Written problem: Pull out exactly the lines from the line containing "Output a JSON" to the line containing "Decode this image", both lines included, with pictures removed from the copy.

****

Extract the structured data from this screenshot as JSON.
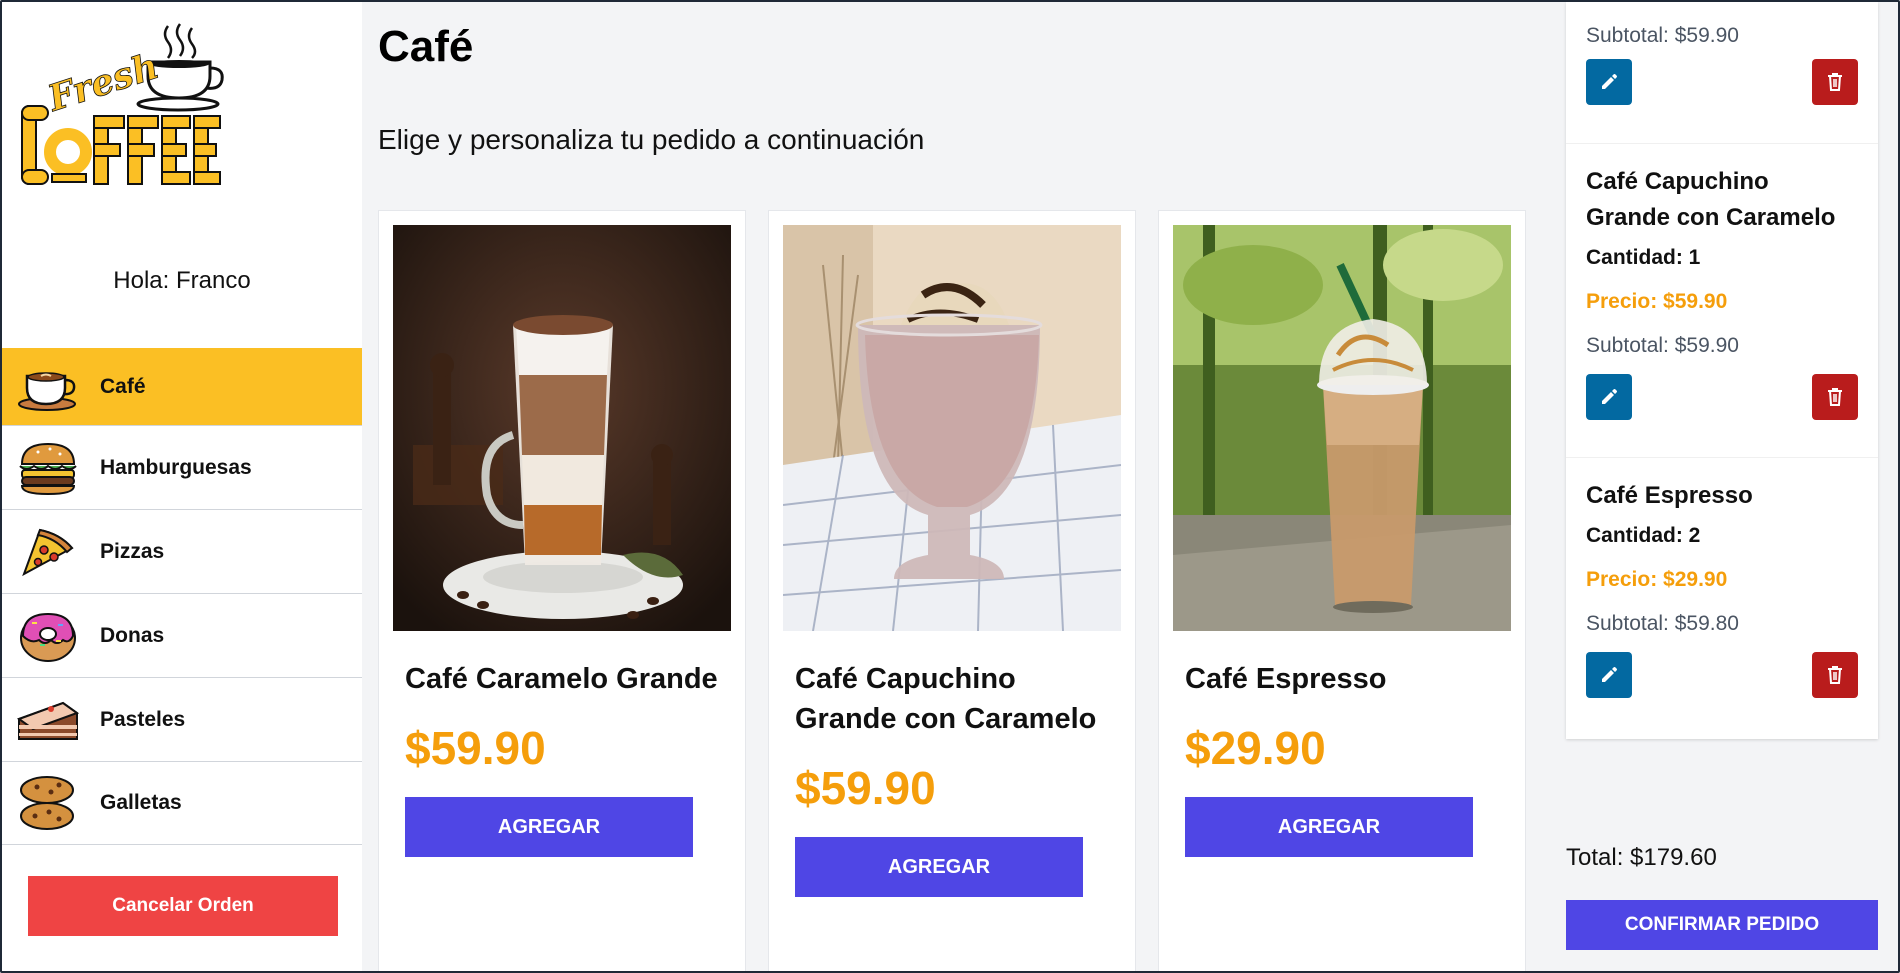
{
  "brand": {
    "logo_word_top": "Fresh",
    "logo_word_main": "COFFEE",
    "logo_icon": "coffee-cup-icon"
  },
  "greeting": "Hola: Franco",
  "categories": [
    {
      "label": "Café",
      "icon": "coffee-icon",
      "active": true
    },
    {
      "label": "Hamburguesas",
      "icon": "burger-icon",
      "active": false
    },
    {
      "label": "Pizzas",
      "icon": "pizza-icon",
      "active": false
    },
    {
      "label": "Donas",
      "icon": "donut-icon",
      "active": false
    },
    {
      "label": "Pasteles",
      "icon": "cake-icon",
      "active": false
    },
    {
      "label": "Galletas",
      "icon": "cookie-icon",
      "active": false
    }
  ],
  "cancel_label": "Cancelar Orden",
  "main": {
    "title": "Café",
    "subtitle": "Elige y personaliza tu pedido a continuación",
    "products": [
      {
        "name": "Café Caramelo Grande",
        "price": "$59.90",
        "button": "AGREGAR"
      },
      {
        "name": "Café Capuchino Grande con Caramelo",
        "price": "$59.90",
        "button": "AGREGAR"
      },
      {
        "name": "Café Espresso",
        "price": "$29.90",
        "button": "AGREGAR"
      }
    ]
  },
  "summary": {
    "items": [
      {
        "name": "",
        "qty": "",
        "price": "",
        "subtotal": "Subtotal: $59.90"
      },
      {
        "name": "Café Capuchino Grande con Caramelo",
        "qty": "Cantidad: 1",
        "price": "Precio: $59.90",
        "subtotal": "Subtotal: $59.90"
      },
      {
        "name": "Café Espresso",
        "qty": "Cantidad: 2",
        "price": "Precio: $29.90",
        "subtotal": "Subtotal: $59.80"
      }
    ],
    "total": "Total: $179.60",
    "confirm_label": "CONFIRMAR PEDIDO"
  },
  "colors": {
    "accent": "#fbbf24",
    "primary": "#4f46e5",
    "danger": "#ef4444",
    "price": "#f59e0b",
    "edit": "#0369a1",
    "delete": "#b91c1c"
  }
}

****

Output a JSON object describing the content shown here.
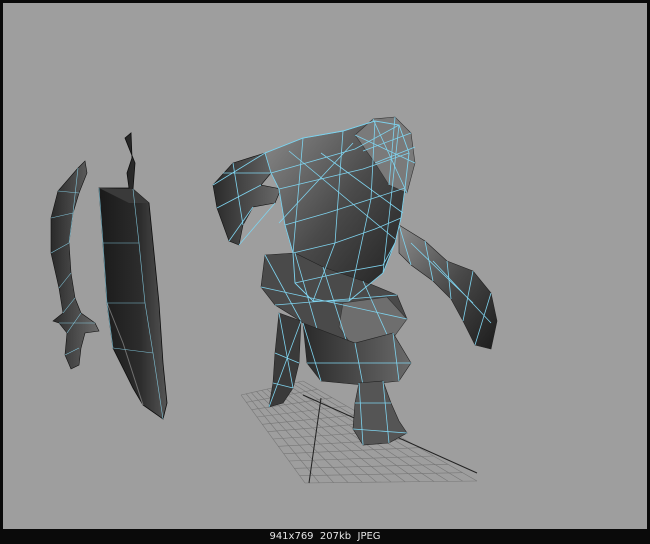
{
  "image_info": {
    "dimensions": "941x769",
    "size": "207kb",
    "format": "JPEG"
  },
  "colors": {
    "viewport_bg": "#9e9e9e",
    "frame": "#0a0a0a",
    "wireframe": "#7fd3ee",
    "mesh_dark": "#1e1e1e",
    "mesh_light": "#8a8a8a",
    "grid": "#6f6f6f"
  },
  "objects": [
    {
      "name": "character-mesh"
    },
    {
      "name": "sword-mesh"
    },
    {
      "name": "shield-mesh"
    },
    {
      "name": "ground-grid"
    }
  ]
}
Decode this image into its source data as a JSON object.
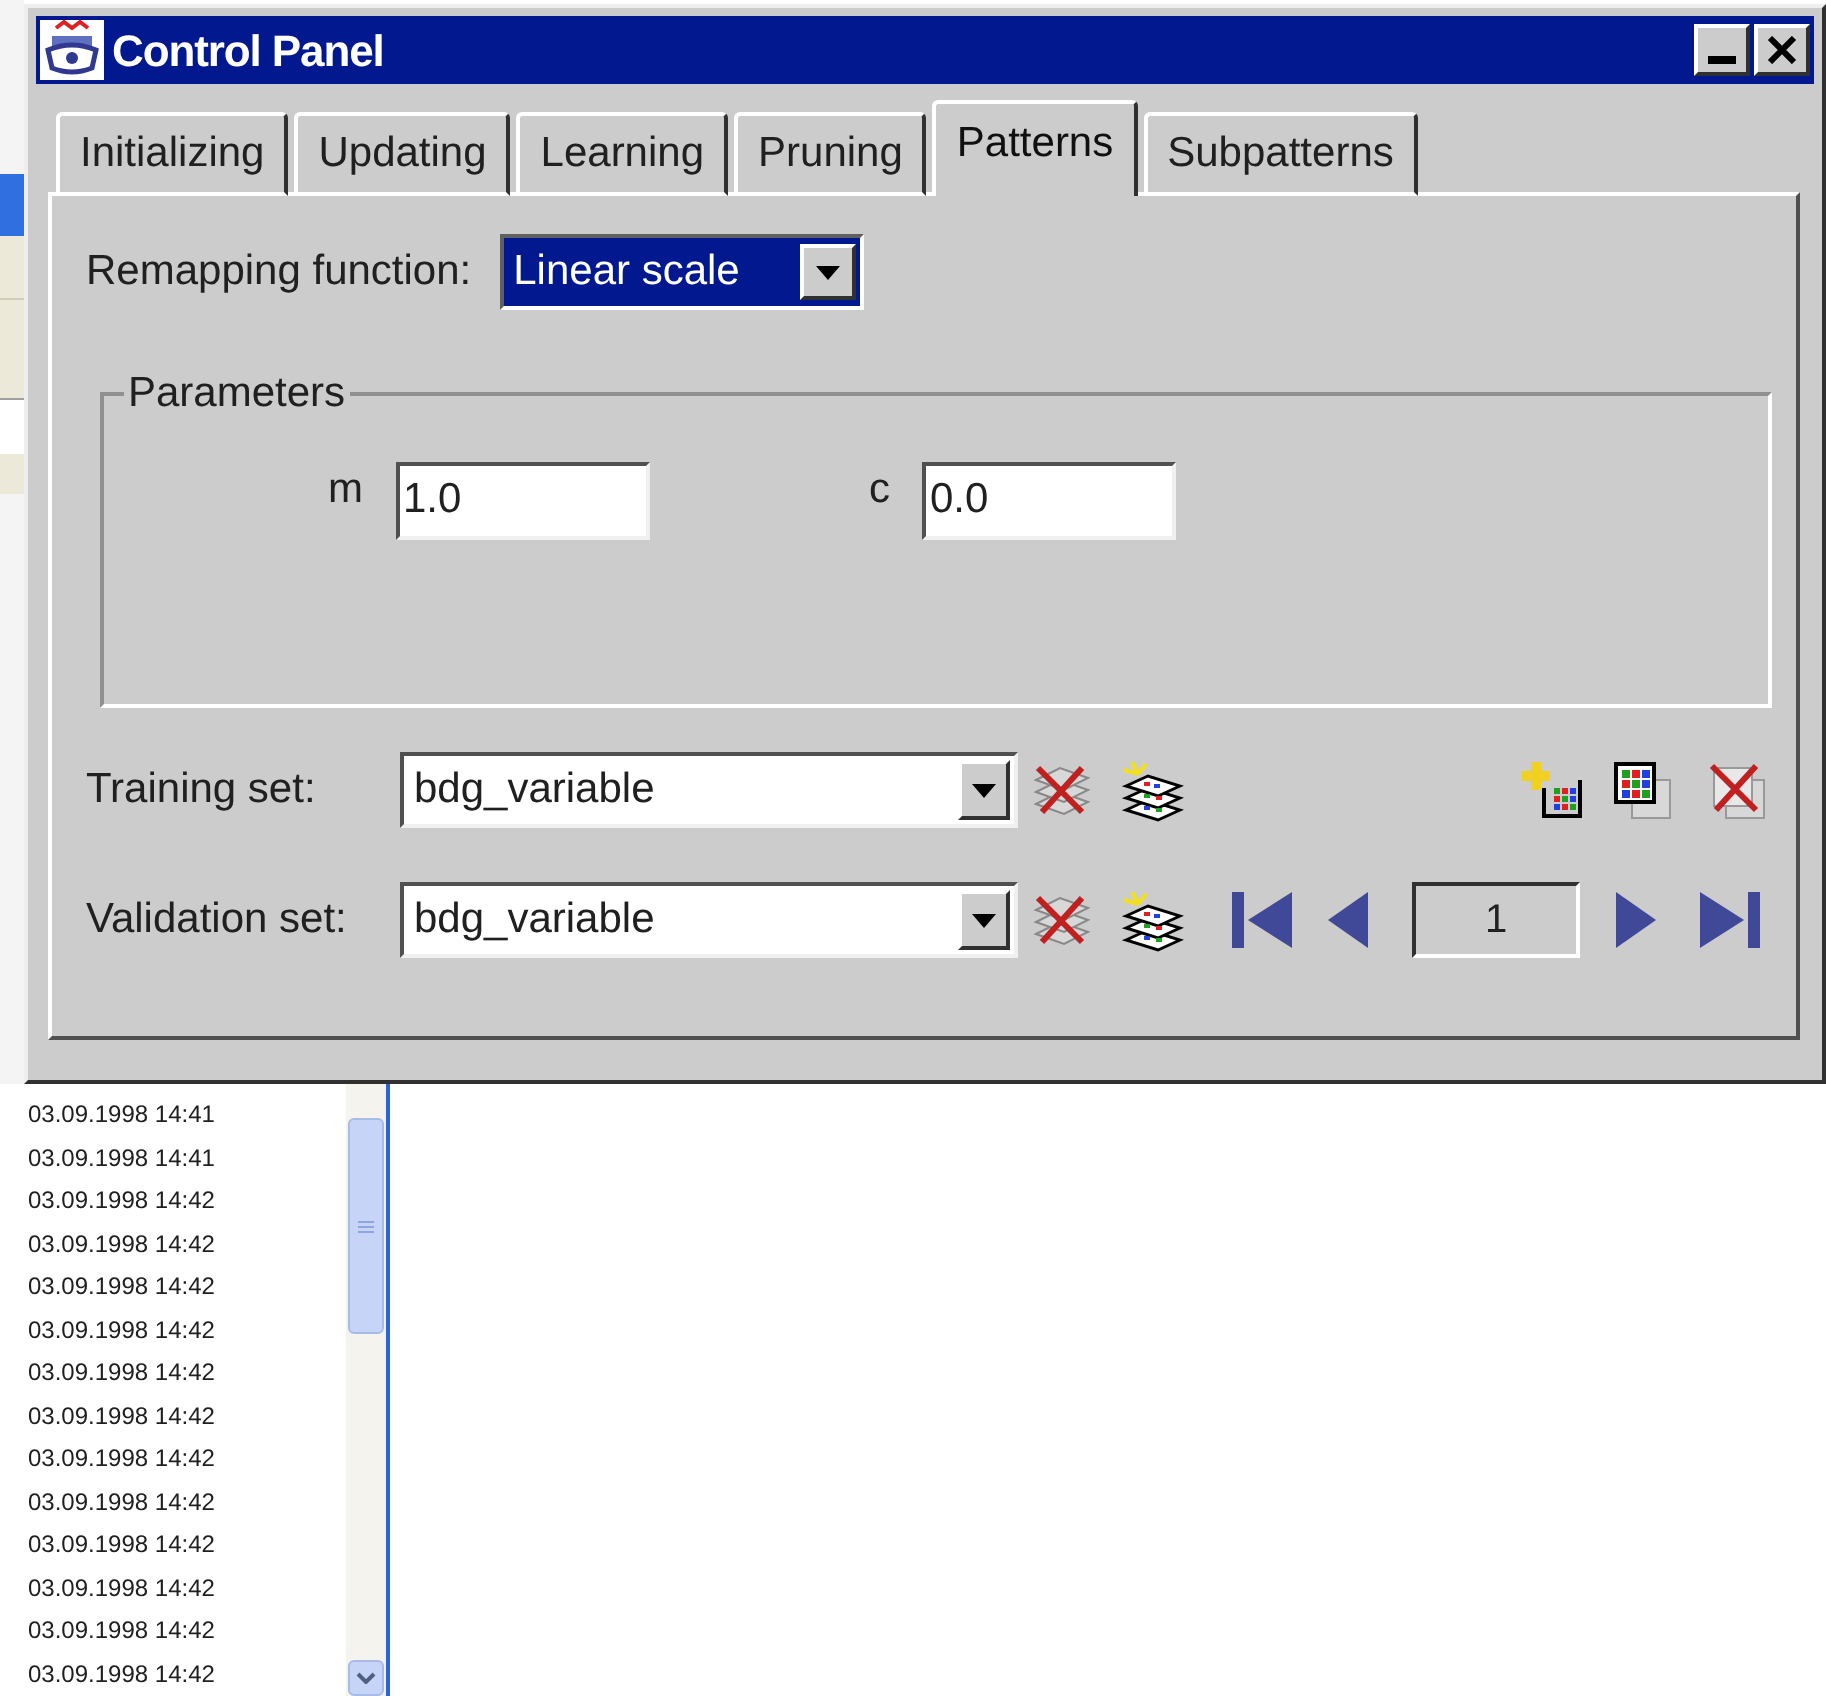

****

Answer to the problem:
Output a JSON object describing the content shown here.
{
  "image_info": {
    "dimensions": "941x769",
    "size": "207kb",
    "format": "JPEG"
  },
  "colors": {
    "viewport_bg": "#9e9e9e",
    "frame": "#0a0a0a",
    "wireframe": "#7fd3ee",
    "mesh_dark": "#1e1e1e",
    "mesh_light": "#8a8a8a",
    "grid": "#6f6f6f"
  },
  "objects": [
    {
      "name": "character-mesh"
    },
    {
      "name": "sword-mesh"
    },
    {
      "name": "shield-mesh"
    },
    {
      "name": "ground-grid"
    }
  ]
}
Decode this image into its source data as a JSON object.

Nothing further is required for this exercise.